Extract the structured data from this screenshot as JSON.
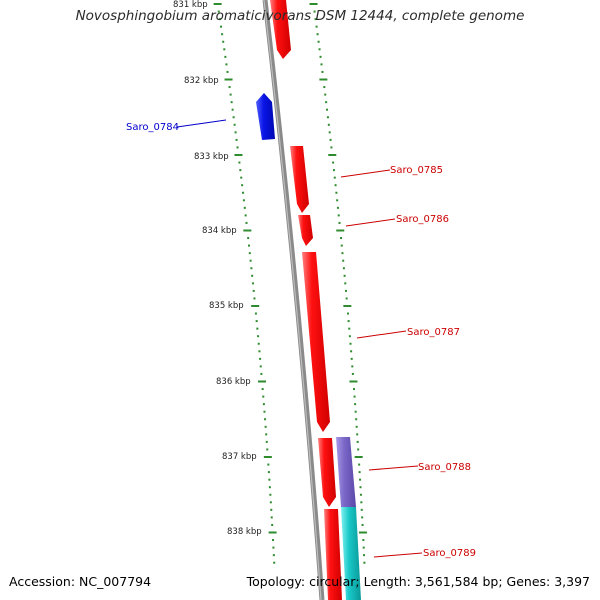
{
  "title": "Novosphingobium aromaticivorans DSM 12444, complete genome",
  "accession": "Accession: NC_007794",
  "topology": "Topology: circular; Length: 3,561,584 bp; Genes: 3,397",
  "colors": {
    "backbone": "#8a8a8a",
    "ticks": "#2e8b2e",
    "forward_gene": "#ff1010",
    "reverse_gene": "#0a14e6",
    "reverse_label": "#0000cc",
    "forward_label": "#cc0000",
    "feature_purple": "#7b68c8",
    "feature_cyan": "#19c8c8"
  },
  "scale_labels": [
    "831 kbp",
    "832 kbp",
    "833 kbp",
    "834 kbp",
    "835 kbp",
    "836 kbp",
    "837 kbp",
    "838 kbp"
  ],
  "genes": [
    {
      "label": "",
      "strand": "forward"
    },
    {
      "label": "Saro_0784",
      "strand": "reverse"
    },
    {
      "label": "Saro_0785",
      "strand": "forward"
    },
    {
      "label": "Saro_0786",
      "strand": "forward"
    },
    {
      "label": "Saro_0787",
      "strand": "forward"
    },
    {
      "label": "Saro_0788",
      "strand": "forward"
    },
    {
      "label": "Saro_0789",
      "strand": "forward"
    }
  ],
  "features": [
    {
      "name": "feature-purple",
      "color": "#7b68c8"
    },
    {
      "name": "feature-cyan",
      "color": "#19c8c8"
    }
  ]
}
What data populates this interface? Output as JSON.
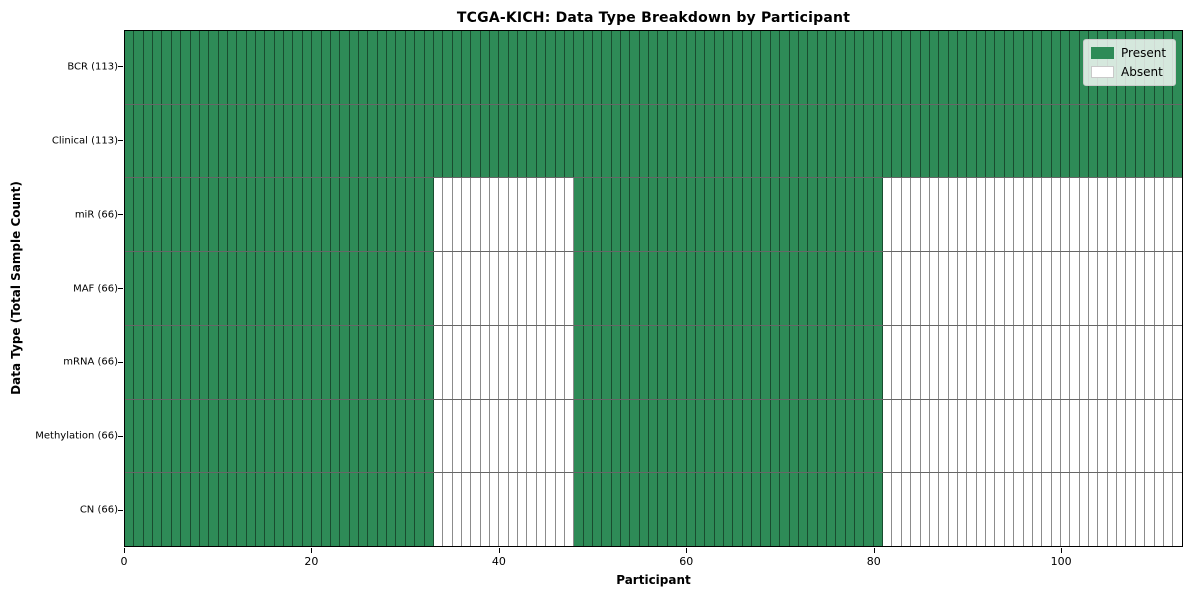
{
  "chart_data": {
    "type": "heatmap",
    "title": "TCGA-KICH: Data Type Breakdown by Participant",
    "xlabel": "Participant",
    "ylabel": "Data Type (Total Sample Count)",
    "n_participants": 113,
    "x_range": [
      0,
      113
    ],
    "x_ticks": [
      0,
      20,
      40,
      60,
      80,
      100
    ],
    "grid": true,
    "legend_position": "upper right",
    "rows": [
      {
        "label": "BCR (113)",
        "data_type": "BCR",
        "total": 113,
        "present_segments": [
          [
            0,
            113
          ]
        ]
      },
      {
        "label": "Clinical (113)",
        "data_type": "Clinical",
        "total": 113,
        "present_segments": [
          [
            0,
            113
          ]
        ]
      },
      {
        "label": "miR (66)",
        "data_type": "miR",
        "total": 66,
        "present_segments": [
          [
            0,
            33
          ],
          [
            48,
            81
          ]
        ]
      },
      {
        "label": "MAF (66)",
        "data_type": "MAF",
        "total": 66,
        "present_segments": [
          [
            0,
            33
          ],
          [
            48,
            81
          ]
        ]
      },
      {
        "label": "mRNA (66)",
        "data_type": "mRNA",
        "total": 66,
        "present_segments": [
          [
            0,
            33
          ],
          [
            48,
            81
          ]
        ]
      },
      {
        "label": "Methylation (66)",
        "data_type": "Methylation",
        "total": 66,
        "present_segments": [
          [
            0,
            33
          ],
          [
            48,
            81
          ]
        ]
      },
      {
        "label": "CN (66)",
        "data_type": "CN",
        "total": 66,
        "present_segments": [
          [
            0,
            33
          ],
          [
            48,
            81
          ]
        ]
      }
    ],
    "legend": [
      {
        "label": "Present",
        "color": "#2e8b57"
      },
      {
        "label": "Absent",
        "color": "#ffffff"
      }
    ],
    "colors": {
      "present": "#2e8b57",
      "absent": "#ffffff",
      "cell_edge": "rgba(0,0,0,0.45)",
      "row_separator": "rgba(0,0,0,0.6)",
      "frame": "#000000",
      "background": "#ffffff"
    }
  }
}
________________________
▶ **Directions**: Transcribe the listing above in full. Pictures are not part of the copy.

▶ **Solution to the problem**:
Extract the structured data from this screenshot as JSON.
{
  "title": "Novosphingobium aromaticivorans DSM 12444, complete genome",
  "accession": "Accession: NC_007794",
  "topology": "Topology: circular; Length: 3,561,584 bp; Genes: 3,397",
  "colors": {
    "backbone": "#8a8a8a",
    "ticks": "#2e8b2e",
    "forward_gene": "#ff1010",
    "reverse_gene": "#0a14e6",
    "reverse_label": "#0000cc",
    "forward_label": "#cc0000",
    "feature_purple": "#7b68c8",
    "feature_cyan": "#19c8c8"
  },
  "scale_labels": [
    "831 kbp",
    "832 kbp",
    "833 kbp",
    "834 kbp",
    "835 kbp",
    "836 kbp",
    "837 kbp",
    "838 kbp"
  ],
  "genes": [
    {
      "label": "",
      "strand": "forward"
    },
    {
      "label": "Saro_0784",
      "strand": "reverse"
    },
    {
      "label": "Saro_0785",
      "strand": "forward"
    },
    {
      "label": "Saro_0786",
      "strand": "forward"
    },
    {
      "label": "Saro_0787",
      "strand": "forward"
    },
    {
      "label": "Saro_0788",
      "strand": "forward"
    },
    {
      "label": "Saro_0789",
      "strand": "forward"
    }
  ],
  "features": [
    {
      "name": "feature-purple",
      "color": "#7b68c8"
    },
    {
      "name": "feature-cyan",
      "color": "#19c8c8"
    }
  ]
}
What data populates this interface? Output as JSON.
{
  "chart_data": {
    "type": "heatmap",
    "title": "TCGA-KICH: Data Type Breakdown by Participant",
    "xlabel": "Participant",
    "ylabel": "Data Type (Total Sample Count)",
    "n_participants": 113,
    "x_range": [
      0,
      113
    ],
    "x_ticks": [
      0,
      20,
      40,
      60,
      80,
      100
    ],
    "grid": true,
    "legend_position": "upper right",
    "rows": [
      {
        "label": "BCR (113)",
        "data_type": "BCR",
        "total": 113,
        "present_segments": [
          [
            0,
            113
          ]
        ]
      },
      {
        "label": "Clinical (113)",
        "data_type": "Clinical",
        "total": 113,
        "present_segments": [
          [
            0,
            113
          ]
        ]
      },
      {
        "label": "miR (66)",
        "data_type": "miR",
        "total": 66,
        "present_segments": [
          [
            0,
            33
          ],
          [
            48,
            81
          ]
        ]
      },
      {
        "label": "MAF (66)",
        "data_type": "MAF",
        "total": 66,
        "present_segments": [
          [
            0,
            33
          ],
          [
            48,
            81
          ]
        ]
      },
      {
        "label": "mRNA (66)",
        "data_type": "mRNA",
        "total": 66,
        "present_segments": [
          [
            0,
            33
          ],
          [
            48,
            81
          ]
        ]
      },
      {
        "label": "Methylation (66)",
        "data_type": "Methylation",
        "total": 66,
        "present_segments": [
          [
            0,
            33
          ],
          [
            48,
            81
          ]
        ]
      },
      {
        "label": "CN (66)",
        "data_type": "CN",
        "total": 66,
        "present_segments": [
          [
            0,
            33
          ],
          [
            48,
            81
          ]
        ]
      }
    ],
    "legend": [
      {
        "label": "Present",
        "color": "#2e8b57"
      },
      {
        "label": "Absent",
        "color": "#ffffff"
      }
    ],
    "colors": {
      "present": "#2e8b57",
      "absent": "#ffffff",
      "cell_edge": "rgba(0,0,0,0.45)",
      "row_separator": "rgba(0,0,0,0.6)",
      "frame": "#000000",
      "background": "#ffffff"
    }
  }
}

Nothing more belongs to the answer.